━━━━━ THE DATA ━━━━━

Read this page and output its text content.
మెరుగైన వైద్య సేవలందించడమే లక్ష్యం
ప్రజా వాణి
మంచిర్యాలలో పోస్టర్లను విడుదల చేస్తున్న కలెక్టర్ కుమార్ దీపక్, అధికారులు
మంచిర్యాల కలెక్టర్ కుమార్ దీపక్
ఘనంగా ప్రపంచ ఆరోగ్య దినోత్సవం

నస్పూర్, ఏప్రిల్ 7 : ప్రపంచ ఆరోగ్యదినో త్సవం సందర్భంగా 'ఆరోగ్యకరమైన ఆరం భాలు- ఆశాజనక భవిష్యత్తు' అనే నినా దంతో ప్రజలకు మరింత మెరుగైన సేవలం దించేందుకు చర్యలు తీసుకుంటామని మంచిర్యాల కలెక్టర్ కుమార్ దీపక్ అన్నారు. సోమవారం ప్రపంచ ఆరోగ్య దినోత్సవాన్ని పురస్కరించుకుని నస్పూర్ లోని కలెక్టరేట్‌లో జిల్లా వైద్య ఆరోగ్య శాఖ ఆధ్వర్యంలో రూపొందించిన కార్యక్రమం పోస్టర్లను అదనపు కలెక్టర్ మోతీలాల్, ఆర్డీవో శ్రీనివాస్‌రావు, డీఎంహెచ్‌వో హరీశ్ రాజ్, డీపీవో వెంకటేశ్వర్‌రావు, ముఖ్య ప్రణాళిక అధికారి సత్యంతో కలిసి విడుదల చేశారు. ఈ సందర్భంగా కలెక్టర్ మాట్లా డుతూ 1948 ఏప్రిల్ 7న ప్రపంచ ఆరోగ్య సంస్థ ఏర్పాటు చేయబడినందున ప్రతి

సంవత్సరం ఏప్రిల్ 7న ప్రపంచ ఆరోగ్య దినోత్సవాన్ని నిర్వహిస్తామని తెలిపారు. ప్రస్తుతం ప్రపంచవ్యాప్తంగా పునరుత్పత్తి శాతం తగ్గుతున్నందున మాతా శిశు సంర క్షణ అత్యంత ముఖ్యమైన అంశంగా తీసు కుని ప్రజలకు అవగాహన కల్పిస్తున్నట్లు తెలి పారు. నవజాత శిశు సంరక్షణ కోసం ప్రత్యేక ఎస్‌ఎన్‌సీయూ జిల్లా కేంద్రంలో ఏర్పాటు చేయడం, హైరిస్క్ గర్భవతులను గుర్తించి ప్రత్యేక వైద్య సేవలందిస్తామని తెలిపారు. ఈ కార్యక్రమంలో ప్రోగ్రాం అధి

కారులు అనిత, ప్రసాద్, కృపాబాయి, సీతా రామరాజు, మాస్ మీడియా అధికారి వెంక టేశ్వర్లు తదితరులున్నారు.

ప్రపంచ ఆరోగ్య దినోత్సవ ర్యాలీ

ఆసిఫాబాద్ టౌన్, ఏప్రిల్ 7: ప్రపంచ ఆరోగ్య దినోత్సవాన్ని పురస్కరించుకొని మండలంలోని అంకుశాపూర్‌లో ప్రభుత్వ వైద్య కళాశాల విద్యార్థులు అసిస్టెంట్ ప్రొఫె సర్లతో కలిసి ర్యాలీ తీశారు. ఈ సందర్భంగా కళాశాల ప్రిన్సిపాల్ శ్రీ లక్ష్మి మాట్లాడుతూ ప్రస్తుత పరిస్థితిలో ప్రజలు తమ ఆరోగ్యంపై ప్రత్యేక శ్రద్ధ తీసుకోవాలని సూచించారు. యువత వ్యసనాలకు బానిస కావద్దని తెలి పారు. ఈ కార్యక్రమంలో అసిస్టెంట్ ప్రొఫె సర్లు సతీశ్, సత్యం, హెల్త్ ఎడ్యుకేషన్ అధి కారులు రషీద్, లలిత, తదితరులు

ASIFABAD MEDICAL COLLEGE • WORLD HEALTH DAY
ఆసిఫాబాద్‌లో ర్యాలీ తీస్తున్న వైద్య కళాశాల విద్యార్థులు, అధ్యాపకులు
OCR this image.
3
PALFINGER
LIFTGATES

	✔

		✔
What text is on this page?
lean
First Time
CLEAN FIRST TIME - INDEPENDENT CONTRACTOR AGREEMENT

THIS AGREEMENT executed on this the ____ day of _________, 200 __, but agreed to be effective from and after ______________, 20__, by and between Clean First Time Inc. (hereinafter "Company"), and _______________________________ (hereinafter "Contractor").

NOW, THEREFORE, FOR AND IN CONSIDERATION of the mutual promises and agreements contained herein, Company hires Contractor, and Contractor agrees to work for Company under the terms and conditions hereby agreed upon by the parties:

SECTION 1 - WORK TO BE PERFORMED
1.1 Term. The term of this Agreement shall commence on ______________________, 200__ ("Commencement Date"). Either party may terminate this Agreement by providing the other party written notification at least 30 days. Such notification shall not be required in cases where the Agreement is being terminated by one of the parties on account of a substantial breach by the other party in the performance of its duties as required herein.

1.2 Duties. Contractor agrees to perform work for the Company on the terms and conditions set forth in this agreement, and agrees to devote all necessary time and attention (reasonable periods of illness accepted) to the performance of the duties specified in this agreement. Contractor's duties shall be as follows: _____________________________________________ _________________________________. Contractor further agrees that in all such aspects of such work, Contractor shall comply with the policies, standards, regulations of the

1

━━━━━

- **TASK DETAILS**:
Copy every line of the listing containing the string "text".

- **THE ANSWER**:
Read this page and output its text content.
What text is on this page?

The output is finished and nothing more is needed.